--- Start of GIVEN RECORDS ---

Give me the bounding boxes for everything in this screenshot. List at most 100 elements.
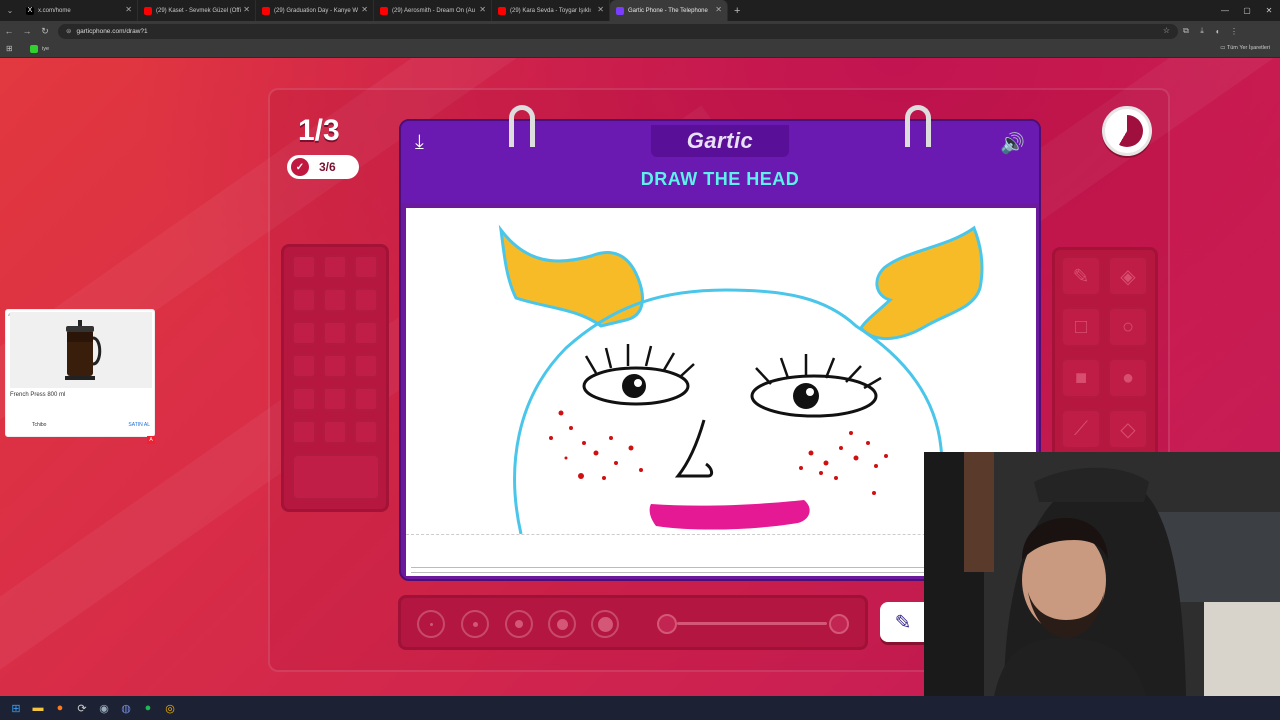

--- End of GIVEN RECORDS ---
--- Start of GIVEN RECORDS ---

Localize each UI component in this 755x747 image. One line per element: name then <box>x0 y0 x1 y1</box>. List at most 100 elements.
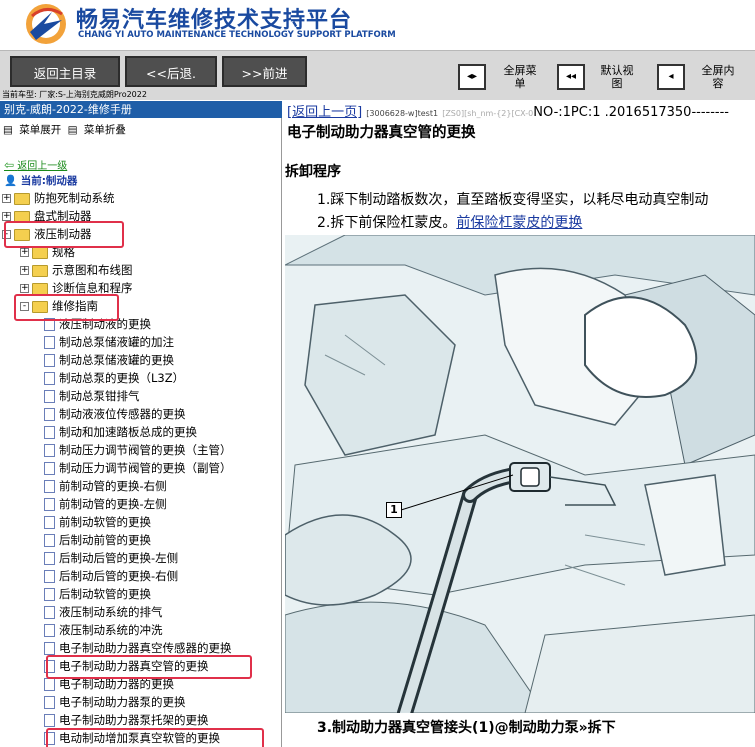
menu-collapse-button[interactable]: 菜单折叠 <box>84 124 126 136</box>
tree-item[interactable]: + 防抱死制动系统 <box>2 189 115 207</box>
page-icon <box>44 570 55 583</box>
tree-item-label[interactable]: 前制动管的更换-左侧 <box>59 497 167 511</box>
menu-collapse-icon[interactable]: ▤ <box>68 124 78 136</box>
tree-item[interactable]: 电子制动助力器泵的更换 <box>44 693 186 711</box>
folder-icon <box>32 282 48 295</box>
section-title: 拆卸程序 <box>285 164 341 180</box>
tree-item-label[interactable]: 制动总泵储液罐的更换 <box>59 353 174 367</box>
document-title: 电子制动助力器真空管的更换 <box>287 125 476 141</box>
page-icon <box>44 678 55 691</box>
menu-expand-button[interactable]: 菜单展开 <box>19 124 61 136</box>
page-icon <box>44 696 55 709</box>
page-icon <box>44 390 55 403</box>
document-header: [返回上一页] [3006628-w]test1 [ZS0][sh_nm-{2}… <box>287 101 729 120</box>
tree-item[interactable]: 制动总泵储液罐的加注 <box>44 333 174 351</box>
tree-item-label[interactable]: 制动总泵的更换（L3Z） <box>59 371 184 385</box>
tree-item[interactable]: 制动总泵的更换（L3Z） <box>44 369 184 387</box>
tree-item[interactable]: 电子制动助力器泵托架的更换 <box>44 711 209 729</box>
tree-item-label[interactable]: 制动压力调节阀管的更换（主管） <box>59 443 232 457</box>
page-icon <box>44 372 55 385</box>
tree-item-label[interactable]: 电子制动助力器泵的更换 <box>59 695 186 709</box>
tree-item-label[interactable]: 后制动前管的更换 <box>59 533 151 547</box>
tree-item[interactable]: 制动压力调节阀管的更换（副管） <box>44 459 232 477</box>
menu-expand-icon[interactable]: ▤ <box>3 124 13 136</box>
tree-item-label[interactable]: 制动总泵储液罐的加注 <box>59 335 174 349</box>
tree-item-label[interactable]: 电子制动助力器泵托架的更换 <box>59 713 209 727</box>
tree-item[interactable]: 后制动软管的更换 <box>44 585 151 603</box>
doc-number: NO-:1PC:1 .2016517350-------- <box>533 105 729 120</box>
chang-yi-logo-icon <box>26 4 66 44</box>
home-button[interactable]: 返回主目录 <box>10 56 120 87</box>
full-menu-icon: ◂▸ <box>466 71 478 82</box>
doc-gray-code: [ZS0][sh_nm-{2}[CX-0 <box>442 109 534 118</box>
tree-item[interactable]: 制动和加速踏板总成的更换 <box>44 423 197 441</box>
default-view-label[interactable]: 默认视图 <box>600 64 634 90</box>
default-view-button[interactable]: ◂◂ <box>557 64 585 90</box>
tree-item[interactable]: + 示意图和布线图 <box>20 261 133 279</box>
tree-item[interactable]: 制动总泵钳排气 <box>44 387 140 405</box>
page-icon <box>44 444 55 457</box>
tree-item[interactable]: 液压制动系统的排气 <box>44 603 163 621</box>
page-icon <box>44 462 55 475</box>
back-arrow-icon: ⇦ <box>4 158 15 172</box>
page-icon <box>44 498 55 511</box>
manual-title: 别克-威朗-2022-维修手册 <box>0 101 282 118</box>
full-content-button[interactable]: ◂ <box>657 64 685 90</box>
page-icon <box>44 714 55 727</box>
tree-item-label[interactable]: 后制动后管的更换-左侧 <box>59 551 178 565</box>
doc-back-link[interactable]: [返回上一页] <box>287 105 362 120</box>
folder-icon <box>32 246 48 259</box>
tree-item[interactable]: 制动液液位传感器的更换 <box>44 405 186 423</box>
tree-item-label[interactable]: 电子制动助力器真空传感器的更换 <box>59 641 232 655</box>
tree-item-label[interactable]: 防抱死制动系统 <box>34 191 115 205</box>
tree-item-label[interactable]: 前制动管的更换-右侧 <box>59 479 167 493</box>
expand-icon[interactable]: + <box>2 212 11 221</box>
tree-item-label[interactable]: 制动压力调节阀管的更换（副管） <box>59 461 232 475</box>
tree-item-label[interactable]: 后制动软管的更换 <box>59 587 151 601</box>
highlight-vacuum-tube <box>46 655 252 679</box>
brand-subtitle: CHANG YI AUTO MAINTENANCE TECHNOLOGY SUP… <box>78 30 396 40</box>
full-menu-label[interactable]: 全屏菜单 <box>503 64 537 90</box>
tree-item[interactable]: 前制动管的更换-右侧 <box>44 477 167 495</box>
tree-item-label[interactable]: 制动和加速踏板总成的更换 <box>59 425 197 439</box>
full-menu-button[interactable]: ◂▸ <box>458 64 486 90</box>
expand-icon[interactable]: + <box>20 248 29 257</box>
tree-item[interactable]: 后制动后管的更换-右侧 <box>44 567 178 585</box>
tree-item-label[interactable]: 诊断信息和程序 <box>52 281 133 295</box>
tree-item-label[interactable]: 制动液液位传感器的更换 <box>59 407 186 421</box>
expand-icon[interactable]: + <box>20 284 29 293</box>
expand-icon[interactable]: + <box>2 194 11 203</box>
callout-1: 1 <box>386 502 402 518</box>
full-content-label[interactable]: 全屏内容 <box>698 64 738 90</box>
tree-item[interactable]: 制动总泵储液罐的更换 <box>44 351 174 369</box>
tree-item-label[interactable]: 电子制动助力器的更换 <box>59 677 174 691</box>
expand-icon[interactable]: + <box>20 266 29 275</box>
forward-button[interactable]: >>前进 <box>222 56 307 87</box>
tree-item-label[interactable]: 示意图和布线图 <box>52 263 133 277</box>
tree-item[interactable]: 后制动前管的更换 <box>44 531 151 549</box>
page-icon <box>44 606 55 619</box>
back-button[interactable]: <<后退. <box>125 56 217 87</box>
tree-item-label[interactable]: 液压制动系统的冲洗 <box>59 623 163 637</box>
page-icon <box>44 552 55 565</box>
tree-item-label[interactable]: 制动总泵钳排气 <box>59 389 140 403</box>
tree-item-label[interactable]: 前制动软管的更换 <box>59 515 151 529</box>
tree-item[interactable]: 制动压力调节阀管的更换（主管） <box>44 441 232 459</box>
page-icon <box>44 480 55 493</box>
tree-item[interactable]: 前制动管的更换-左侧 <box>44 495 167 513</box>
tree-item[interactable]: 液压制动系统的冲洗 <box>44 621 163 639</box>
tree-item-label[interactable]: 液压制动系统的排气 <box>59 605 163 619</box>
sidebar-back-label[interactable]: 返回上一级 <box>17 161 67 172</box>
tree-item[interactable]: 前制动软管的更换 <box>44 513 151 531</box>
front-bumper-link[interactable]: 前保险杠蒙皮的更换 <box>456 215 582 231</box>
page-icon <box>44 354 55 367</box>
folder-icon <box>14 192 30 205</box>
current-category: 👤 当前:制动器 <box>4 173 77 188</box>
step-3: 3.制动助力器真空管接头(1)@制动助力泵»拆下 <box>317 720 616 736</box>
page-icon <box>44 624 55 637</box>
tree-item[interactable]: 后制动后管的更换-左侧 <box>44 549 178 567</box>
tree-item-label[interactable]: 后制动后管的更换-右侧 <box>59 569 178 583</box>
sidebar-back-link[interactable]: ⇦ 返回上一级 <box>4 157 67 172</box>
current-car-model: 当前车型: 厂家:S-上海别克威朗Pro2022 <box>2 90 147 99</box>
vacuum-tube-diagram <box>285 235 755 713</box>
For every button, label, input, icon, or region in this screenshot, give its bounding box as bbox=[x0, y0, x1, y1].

--- End of GIVEN RECORDS ---
--- Start of GIVEN RECORDS ---

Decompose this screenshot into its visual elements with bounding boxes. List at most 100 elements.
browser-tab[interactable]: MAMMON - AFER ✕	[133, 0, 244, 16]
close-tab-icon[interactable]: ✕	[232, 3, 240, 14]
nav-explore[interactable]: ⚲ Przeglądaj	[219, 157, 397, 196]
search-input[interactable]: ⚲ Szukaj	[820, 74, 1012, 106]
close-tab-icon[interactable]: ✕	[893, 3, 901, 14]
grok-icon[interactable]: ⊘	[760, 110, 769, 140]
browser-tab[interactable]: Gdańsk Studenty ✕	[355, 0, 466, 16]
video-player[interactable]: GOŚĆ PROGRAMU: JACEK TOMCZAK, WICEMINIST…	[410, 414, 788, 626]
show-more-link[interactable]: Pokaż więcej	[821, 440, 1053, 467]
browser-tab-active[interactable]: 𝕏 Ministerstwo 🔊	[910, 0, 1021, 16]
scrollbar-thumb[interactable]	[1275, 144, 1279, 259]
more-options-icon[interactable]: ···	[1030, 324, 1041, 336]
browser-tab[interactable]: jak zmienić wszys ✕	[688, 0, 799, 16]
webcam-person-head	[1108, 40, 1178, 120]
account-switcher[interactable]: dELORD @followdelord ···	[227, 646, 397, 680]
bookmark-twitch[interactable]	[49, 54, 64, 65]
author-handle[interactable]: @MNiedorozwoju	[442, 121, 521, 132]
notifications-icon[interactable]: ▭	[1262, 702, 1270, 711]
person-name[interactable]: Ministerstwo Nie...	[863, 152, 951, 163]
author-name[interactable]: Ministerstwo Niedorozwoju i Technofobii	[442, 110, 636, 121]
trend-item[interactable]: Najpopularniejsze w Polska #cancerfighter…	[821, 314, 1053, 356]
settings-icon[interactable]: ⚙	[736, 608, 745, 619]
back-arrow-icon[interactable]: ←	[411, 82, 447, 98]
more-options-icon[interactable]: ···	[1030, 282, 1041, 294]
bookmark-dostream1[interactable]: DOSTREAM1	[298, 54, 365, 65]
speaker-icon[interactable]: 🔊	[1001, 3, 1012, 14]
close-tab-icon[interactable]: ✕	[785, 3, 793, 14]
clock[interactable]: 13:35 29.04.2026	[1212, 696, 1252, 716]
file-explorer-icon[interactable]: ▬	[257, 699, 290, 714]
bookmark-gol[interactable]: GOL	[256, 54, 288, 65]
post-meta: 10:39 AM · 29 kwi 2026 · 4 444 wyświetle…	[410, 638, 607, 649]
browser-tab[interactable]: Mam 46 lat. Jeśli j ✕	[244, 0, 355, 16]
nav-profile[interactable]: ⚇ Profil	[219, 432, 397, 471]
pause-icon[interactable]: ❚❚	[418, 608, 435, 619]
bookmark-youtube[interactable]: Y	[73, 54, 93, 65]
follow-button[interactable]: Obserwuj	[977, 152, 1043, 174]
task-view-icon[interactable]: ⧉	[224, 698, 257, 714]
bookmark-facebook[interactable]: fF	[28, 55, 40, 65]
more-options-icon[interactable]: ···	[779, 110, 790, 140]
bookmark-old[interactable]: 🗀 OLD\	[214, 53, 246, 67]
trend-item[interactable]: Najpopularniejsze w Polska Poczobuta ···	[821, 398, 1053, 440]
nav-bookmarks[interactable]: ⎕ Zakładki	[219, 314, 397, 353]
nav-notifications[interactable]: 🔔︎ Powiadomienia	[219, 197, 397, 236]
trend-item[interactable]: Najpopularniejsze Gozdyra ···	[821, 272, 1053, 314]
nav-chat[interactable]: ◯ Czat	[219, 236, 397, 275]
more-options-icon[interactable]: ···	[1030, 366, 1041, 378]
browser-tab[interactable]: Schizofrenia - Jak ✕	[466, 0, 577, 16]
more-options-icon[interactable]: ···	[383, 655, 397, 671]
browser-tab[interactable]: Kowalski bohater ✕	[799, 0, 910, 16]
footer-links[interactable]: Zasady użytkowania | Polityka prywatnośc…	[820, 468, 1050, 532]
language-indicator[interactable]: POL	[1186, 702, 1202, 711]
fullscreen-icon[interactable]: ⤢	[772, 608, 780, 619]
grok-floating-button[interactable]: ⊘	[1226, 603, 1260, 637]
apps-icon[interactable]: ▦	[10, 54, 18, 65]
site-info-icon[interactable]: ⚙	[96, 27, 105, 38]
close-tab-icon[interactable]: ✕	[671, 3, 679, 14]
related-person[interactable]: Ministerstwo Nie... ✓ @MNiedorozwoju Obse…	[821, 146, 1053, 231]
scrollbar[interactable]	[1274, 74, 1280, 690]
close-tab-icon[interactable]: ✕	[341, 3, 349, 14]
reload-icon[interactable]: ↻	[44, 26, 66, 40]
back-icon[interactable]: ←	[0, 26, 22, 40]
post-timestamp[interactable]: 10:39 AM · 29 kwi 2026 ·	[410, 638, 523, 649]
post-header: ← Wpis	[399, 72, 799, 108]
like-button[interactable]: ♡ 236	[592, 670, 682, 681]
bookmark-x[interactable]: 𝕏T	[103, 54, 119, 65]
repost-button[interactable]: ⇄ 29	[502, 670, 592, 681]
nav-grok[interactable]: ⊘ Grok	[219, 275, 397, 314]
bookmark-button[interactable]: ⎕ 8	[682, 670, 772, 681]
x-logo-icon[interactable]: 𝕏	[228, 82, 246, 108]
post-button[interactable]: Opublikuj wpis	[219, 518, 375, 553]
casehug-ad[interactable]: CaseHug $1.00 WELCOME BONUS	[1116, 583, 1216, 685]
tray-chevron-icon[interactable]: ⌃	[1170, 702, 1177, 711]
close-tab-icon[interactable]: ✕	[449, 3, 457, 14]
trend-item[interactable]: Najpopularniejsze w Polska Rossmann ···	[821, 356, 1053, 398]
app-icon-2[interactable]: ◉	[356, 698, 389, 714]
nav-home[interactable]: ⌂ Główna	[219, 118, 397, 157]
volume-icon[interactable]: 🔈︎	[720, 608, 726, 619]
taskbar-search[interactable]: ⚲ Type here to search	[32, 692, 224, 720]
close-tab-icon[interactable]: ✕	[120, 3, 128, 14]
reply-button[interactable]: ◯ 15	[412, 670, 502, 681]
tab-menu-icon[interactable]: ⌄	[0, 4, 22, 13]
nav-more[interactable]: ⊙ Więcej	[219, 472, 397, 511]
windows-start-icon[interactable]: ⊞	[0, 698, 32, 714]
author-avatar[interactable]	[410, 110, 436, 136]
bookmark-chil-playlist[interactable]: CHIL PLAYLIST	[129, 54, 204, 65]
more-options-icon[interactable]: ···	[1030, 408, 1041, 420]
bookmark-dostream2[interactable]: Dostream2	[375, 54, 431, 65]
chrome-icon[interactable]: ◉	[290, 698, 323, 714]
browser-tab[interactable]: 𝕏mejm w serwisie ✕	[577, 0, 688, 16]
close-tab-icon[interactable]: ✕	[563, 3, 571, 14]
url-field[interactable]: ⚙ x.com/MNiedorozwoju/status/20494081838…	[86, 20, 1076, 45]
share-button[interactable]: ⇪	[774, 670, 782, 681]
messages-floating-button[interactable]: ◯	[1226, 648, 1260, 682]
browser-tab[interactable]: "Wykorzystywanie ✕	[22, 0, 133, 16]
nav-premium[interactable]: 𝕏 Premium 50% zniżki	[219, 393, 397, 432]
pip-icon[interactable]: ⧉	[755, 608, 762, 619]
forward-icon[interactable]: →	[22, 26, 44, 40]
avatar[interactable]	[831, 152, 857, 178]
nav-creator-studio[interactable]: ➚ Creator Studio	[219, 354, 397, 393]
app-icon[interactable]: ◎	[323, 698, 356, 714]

--- End of GIVEN RECORDS ---

*GOAL*
Reproduce verbatim the lines from the one containing "Decompose this screenshot" through the one containing "3, 901, 14]", including both of those lines.

*RIGHT ANSWER*
Decompose this screenshot into its visual elements with bounding boxes. List at most 100 elements.
browser-tab[interactable]: MAMMON - AFER ✕	[133, 0, 244, 16]
close-tab-icon[interactable]: ✕	[232, 3, 240, 14]
nav-explore[interactable]: ⚲ Przeglądaj	[219, 157, 397, 196]
search-input[interactable]: ⚲ Szukaj	[820, 74, 1012, 106]
close-tab-icon[interactable]: ✕	[893, 3, 901, 14]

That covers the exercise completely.